### Written request
Reproduce the listing below in full and without alteration, apart from its pictures.
— Start Dataset —
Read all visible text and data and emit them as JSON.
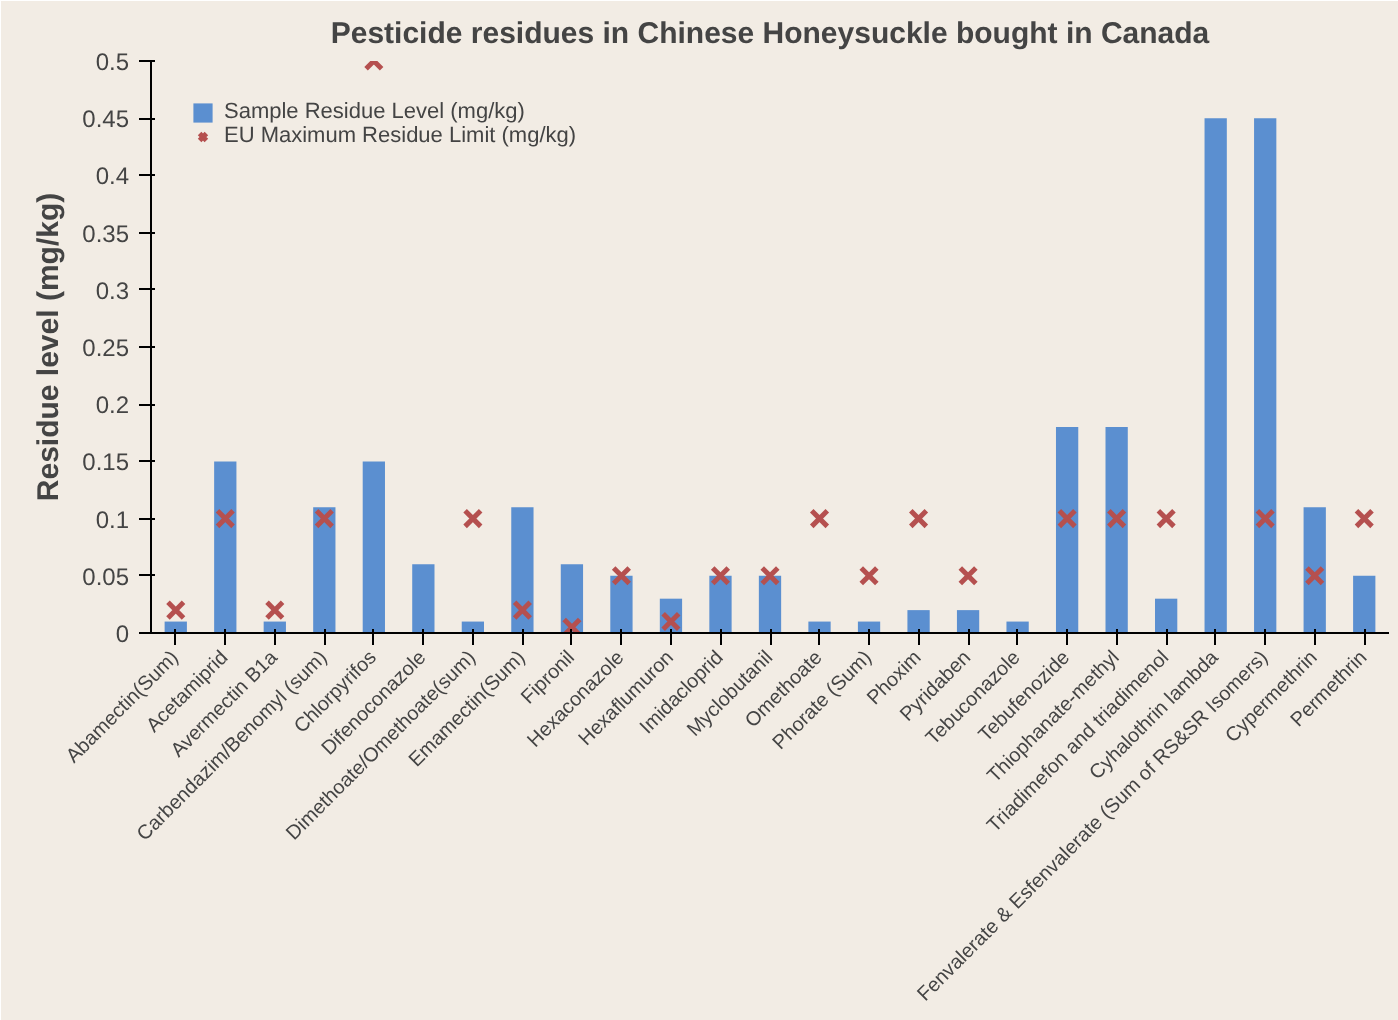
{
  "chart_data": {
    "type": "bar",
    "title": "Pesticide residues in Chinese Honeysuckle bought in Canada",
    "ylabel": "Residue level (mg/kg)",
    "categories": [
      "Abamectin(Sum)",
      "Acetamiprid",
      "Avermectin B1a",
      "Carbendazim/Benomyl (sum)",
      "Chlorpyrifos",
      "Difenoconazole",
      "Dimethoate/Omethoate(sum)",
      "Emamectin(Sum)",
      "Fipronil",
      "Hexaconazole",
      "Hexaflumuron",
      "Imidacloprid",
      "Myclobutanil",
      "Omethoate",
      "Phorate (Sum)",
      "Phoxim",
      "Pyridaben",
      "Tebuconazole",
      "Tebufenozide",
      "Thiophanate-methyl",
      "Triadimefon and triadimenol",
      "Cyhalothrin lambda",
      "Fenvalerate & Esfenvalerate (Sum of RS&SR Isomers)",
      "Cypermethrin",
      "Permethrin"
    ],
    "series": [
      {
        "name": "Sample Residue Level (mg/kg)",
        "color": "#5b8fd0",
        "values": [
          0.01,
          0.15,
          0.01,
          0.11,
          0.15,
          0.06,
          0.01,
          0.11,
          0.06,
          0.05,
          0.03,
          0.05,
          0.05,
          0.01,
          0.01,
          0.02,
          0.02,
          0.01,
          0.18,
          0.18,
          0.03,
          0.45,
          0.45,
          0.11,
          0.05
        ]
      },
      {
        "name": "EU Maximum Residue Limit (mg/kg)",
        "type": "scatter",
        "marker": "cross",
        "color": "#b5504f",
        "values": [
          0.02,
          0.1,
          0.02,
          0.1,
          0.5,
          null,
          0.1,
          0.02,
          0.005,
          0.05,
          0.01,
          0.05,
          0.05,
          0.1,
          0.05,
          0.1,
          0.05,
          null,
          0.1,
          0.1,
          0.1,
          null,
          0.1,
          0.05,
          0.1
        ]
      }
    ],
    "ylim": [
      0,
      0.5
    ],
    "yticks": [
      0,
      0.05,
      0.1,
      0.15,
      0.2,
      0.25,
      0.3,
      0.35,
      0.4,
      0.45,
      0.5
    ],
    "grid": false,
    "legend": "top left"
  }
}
— End Dataset —
### Answer to this task
Read all visible text and data and emit them as JSON.
{
  "chart_data": {
    "type": "bar",
    "title": "Pesticide residues in Chinese Honeysuckle bought in Canada",
    "ylabel": "Residue level (mg/kg)",
    "categories": [
      "Abamectin(Sum)",
      "Acetamiprid",
      "Avermectin B1a",
      "Carbendazim/Benomyl (sum)",
      "Chlorpyrifos",
      "Difenoconazole",
      "Dimethoate/Omethoate(sum)",
      "Emamectin(Sum)",
      "Fipronil",
      "Hexaconazole",
      "Hexaflumuron",
      "Imidacloprid",
      "Myclobutanil",
      "Omethoate",
      "Phorate (Sum)",
      "Phoxim",
      "Pyridaben",
      "Tebuconazole",
      "Tebufenozide",
      "Thiophanate-methyl",
      "Triadimefon and triadimenol",
      "Cyhalothrin lambda",
      "Fenvalerate & Esfenvalerate (Sum of RS&SR Isomers)",
      "Cypermethrin",
      "Permethrin"
    ],
    "series": [
      {
        "name": "Sample Residue Level (mg/kg)",
        "color": "#5b8fd0",
        "values": [
          0.01,
          0.15,
          0.01,
          0.11,
          0.15,
          0.06,
          0.01,
          0.11,
          0.06,
          0.05,
          0.03,
          0.05,
          0.05,
          0.01,
          0.01,
          0.02,
          0.02,
          0.01,
          0.18,
          0.18,
          0.03,
          0.45,
          0.45,
          0.11,
          0.05
        ]
      },
      {
        "name": "EU Maximum Residue Limit (mg/kg)",
        "type": "scatter",
        "marker": "cross",
        "color": "#b5504f",
        "values": [
          0.02,
          0.1,
          0.02,
          0.1,
          0.5,
          null,
          0.1,
          0.02,
          0.005,
          0.05,
          0.01,
          0.05,
          0.05,
          0.1,
          0.05,
          0.1,
          0.05,
          null,
          0.1,
          0.1,
          0.1,
          null,
          0.1,
          0.05,
          0.1
        ]
      }
    ],
    "ylim": [
      0,
      0.5
    ],
    "yticks": [
      0,
      0.05,
      0.1,
      0.15,
      0.2,
      0.25,
      0.3,
      0.35,
      0.4,
      0.45,
      0.5
    ],
    "grid": false,
    "legend": "top left"
  }
}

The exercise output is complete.